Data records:
────────────────────

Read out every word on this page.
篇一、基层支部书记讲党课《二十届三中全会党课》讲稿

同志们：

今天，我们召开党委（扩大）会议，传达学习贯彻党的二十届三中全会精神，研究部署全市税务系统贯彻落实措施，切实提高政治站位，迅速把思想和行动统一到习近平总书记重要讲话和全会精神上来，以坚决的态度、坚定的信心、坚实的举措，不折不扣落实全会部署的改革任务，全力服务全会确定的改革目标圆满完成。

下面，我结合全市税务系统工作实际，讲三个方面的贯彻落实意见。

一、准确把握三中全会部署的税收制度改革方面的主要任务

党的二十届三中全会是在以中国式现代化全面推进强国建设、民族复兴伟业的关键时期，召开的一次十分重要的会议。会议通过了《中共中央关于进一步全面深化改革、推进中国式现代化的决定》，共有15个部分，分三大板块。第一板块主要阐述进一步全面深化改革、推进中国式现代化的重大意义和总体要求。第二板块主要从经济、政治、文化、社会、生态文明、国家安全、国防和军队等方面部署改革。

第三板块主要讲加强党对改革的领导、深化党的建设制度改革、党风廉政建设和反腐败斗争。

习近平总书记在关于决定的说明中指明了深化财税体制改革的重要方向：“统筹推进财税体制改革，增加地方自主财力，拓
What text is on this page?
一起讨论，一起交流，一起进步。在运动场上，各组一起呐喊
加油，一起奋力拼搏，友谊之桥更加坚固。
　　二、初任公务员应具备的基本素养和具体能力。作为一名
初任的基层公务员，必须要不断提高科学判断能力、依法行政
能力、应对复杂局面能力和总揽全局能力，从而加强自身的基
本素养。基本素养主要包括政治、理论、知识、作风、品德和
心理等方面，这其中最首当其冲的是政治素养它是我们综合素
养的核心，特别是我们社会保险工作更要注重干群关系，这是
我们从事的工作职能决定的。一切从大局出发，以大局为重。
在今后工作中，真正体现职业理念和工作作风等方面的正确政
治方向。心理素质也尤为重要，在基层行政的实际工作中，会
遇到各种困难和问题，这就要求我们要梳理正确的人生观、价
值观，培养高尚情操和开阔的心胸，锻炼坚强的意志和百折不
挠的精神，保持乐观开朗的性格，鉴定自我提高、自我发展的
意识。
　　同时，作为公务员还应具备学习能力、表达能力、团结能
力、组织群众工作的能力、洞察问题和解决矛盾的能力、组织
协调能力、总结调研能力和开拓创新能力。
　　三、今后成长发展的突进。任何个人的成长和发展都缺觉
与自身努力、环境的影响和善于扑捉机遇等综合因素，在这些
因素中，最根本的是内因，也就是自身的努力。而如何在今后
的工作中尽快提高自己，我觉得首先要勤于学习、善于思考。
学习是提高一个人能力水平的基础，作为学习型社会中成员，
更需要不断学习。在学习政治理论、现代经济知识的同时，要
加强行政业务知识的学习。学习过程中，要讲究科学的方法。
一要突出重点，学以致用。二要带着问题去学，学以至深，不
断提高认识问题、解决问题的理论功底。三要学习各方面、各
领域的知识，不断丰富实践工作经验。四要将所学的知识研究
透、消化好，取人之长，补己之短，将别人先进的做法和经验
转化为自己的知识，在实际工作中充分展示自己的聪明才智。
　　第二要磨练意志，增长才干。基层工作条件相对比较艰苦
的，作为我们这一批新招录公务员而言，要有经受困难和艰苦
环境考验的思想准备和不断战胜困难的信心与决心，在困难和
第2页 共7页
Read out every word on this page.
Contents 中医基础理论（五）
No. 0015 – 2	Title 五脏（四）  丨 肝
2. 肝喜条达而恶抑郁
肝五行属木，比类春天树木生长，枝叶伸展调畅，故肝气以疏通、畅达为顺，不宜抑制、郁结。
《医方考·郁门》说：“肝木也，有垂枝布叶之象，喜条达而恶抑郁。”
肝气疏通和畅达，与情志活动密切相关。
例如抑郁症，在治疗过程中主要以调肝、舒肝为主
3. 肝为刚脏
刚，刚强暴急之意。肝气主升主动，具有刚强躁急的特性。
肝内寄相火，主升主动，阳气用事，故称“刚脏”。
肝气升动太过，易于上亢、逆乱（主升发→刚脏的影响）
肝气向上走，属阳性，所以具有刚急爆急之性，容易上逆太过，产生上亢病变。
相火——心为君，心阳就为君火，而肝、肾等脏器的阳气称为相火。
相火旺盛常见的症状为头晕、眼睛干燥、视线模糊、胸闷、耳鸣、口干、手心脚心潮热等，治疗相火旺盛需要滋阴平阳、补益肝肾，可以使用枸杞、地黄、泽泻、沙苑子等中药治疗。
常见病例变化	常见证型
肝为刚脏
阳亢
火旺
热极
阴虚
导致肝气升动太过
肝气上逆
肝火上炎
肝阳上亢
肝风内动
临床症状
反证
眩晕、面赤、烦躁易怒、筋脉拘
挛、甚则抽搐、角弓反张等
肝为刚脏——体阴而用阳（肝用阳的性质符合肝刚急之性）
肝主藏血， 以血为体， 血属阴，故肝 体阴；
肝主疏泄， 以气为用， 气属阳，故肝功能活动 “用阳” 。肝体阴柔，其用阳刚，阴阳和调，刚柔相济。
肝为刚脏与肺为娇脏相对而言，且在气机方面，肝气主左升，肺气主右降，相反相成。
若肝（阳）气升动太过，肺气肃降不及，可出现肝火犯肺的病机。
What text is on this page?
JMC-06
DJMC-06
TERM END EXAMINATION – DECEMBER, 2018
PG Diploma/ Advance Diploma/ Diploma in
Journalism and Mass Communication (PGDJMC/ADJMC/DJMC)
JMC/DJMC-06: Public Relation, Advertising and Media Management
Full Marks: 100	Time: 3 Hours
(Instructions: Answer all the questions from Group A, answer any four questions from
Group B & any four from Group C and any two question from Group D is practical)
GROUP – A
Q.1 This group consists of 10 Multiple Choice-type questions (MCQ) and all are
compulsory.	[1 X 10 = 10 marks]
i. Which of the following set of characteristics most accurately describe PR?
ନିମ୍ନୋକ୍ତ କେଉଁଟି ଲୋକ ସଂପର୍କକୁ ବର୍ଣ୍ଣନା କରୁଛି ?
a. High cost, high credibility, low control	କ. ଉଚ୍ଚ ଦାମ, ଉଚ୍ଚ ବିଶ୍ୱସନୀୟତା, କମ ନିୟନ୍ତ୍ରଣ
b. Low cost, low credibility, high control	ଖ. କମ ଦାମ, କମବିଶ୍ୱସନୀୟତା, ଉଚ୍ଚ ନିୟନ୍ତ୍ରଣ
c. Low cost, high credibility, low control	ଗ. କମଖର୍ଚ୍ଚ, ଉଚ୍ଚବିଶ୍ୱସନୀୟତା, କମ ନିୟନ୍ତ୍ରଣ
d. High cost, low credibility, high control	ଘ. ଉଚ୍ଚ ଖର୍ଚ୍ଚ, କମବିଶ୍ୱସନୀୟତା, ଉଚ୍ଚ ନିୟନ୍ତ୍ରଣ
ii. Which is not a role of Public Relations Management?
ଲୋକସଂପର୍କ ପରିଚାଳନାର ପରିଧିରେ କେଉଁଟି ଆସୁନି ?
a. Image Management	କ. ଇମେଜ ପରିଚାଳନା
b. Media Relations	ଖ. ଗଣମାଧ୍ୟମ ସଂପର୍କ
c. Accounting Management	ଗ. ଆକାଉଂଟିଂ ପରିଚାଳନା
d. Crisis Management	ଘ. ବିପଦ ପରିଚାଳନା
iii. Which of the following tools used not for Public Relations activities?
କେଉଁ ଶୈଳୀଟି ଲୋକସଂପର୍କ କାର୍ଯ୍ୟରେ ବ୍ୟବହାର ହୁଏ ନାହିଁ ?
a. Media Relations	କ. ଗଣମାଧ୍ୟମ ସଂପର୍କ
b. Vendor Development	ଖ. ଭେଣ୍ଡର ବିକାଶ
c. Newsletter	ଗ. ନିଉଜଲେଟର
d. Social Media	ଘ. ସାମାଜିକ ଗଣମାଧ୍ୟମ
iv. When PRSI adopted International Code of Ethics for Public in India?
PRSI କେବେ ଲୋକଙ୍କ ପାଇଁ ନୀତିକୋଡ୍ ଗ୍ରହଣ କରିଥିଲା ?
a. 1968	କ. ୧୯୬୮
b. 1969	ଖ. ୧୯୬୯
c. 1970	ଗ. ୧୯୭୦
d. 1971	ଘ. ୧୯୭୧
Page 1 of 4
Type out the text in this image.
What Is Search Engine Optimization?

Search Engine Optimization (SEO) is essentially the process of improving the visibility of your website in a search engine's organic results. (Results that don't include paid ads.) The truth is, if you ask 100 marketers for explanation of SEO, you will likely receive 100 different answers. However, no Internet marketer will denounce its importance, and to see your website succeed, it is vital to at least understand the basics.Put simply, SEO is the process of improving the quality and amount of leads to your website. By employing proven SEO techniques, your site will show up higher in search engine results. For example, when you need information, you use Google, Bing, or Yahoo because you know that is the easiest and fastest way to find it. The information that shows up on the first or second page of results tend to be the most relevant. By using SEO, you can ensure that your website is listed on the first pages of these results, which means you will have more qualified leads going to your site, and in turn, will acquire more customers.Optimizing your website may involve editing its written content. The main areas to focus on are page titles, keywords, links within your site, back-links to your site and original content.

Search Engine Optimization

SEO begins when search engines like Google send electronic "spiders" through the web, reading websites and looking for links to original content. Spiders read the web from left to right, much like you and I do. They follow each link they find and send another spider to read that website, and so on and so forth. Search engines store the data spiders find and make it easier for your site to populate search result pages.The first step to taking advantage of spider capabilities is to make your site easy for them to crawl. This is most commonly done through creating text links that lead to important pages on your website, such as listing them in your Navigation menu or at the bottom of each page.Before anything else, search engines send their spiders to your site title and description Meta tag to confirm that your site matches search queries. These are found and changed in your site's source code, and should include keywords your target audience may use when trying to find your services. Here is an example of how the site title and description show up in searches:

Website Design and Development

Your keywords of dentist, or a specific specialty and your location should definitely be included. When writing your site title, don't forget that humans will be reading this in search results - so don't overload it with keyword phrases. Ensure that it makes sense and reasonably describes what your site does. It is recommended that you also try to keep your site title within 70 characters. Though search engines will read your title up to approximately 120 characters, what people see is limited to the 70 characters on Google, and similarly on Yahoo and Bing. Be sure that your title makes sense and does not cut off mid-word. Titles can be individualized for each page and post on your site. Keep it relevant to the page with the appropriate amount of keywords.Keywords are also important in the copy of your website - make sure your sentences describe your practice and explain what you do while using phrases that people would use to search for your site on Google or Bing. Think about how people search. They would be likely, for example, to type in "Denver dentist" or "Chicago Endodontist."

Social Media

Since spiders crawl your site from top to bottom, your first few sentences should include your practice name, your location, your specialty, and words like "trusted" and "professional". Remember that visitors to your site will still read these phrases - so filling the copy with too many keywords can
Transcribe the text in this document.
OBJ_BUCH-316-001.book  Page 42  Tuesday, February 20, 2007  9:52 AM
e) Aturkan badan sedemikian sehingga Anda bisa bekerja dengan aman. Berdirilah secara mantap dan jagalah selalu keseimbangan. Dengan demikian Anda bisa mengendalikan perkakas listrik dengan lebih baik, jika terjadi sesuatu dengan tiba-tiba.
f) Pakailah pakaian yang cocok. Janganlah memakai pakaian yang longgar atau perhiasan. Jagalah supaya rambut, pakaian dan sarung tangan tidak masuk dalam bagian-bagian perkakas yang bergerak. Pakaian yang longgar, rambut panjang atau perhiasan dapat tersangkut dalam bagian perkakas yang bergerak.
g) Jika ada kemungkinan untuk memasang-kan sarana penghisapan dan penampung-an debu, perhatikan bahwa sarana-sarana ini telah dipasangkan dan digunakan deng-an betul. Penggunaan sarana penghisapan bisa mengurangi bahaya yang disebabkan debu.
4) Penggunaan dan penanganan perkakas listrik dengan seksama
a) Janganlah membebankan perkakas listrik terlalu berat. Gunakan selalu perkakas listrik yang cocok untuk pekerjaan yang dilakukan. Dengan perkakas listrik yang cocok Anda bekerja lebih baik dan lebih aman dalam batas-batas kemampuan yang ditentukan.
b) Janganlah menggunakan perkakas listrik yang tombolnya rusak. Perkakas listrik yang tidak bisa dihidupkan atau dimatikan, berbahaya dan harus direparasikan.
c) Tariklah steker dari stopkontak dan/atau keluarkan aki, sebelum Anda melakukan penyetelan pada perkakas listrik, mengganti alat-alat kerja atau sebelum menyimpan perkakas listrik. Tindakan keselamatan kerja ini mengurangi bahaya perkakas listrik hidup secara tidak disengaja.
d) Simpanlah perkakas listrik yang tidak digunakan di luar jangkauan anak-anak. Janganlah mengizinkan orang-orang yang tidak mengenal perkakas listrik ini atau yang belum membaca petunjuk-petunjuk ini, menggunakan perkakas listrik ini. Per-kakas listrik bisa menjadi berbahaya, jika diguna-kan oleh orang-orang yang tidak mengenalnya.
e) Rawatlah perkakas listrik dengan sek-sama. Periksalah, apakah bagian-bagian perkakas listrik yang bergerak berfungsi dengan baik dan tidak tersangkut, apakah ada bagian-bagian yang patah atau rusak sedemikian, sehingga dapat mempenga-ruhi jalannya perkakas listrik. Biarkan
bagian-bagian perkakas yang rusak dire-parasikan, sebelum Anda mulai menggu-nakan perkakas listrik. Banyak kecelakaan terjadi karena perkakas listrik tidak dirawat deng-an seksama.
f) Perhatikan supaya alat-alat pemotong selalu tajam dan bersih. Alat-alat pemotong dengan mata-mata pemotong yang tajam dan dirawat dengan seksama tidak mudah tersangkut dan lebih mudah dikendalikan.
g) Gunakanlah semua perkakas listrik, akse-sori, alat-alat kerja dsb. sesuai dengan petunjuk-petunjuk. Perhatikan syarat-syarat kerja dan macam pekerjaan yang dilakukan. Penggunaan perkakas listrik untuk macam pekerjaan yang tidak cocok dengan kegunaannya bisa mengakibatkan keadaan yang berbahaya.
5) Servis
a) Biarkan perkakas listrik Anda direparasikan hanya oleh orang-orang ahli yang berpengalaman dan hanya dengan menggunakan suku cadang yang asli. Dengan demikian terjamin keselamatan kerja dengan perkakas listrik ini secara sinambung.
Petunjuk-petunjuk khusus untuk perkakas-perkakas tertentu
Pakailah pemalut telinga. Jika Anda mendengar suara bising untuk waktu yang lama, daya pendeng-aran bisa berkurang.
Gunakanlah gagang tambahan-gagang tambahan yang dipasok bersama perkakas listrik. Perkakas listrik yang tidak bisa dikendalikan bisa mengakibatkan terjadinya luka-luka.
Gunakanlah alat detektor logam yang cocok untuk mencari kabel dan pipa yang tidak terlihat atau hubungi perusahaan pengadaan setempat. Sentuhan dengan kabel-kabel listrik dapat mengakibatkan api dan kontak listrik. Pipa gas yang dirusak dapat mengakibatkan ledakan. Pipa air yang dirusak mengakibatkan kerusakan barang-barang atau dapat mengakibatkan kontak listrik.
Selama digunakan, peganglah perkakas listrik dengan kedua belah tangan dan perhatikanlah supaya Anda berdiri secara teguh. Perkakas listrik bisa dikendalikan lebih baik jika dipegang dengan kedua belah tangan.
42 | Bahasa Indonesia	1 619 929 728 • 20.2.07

────────────────────

What needs to be done: Show each line of the data that contains the string "credibility".

Answer:
a. High cost, high credibility, low control	କ. ଉଚ୍ଚ ଦାମ, ଉଚ୍ଚ ବିଶ୍ୱସନୀୟତା, କମ ନିୟନ୍ତ୍ରଣ
b. Low cost, low credibility, high control	ଖ. କମ ଦାମ, କମବିଶ୍ୱସନୀୟତା, ଉଚ୍ଚ ନିୟନ୍ତ୍ରଣ
c. Low cost, high credibility, low control	ଗ. କମଖର୍ଚ୍ଚ, ଉଚ୍ଚବିଶ୍ୱସନୀୟତା, କମ ନିୟନ୍ତ୍ରଣ
d. High cost, low credibility, high control	ଘ. ଉଚ୍ଚ ଖର୍ଚ୍ଚ, କମବିଶ୍ୱସନୀୟତା, ଉଚ୍ଚ ନିୟନ୍ତ୍ରଣ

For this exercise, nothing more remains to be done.